EXTRACTED ENTRIES.
---*---
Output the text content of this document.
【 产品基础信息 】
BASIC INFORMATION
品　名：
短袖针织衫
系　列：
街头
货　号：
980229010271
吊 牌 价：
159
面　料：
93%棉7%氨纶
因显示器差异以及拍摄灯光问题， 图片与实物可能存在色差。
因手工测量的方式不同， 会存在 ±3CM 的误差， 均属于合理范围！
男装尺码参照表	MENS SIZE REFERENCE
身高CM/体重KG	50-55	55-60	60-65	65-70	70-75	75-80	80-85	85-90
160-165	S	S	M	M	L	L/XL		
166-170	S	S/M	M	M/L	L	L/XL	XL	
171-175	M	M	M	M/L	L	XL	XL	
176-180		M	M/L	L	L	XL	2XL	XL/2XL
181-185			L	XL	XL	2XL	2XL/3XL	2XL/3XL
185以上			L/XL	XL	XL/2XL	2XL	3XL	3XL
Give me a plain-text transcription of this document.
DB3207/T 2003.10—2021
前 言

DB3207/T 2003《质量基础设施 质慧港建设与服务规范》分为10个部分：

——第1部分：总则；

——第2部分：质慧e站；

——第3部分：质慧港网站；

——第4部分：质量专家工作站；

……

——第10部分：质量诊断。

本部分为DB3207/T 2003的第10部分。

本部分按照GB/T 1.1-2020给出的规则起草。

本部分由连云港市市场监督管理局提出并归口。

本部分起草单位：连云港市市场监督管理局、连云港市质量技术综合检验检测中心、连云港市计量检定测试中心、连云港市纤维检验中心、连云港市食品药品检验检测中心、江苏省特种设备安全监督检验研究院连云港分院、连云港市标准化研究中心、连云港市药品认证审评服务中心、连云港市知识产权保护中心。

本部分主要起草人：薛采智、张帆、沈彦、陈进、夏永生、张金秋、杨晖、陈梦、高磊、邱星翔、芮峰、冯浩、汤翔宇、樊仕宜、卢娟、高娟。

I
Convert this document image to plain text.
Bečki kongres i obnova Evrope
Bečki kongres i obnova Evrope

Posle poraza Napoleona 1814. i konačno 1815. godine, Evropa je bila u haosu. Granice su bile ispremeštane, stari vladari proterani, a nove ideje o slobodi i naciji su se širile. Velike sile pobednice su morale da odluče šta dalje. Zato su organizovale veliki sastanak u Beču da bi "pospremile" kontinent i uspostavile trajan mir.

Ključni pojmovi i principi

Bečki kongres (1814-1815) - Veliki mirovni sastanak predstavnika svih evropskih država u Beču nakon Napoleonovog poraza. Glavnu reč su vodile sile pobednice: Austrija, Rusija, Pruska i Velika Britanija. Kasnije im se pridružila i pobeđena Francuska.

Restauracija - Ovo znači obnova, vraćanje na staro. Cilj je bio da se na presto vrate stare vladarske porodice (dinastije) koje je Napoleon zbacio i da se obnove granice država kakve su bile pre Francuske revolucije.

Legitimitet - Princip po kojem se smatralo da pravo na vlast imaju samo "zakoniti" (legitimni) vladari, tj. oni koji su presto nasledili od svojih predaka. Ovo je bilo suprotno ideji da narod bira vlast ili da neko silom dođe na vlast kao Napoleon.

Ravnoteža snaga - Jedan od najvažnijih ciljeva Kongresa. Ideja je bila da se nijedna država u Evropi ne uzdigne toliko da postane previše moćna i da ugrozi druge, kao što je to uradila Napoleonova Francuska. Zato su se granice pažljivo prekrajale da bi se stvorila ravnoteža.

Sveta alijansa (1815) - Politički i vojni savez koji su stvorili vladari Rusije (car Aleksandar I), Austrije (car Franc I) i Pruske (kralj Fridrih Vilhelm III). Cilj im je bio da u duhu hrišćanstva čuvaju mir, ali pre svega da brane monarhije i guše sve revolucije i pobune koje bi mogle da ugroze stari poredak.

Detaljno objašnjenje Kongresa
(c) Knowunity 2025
---*---
STATED TASK. Pick out each line above that includes "Kongresa" and show it.

RESPONSE BELOW.
Ravnoteža snaga - Jedan od najvažnijih ciljeva Kongresa. Ideja je bila da se nijedna država u Evropi ne uzdigne toliko da postane previše moćna i da ugrozi druge, kao što je to uradila Napoleonova Francuska. Zato su se granice pažljivo prekrajale da bi se stvorila ravnoteža.
Detaljno objašnjenje Kongresa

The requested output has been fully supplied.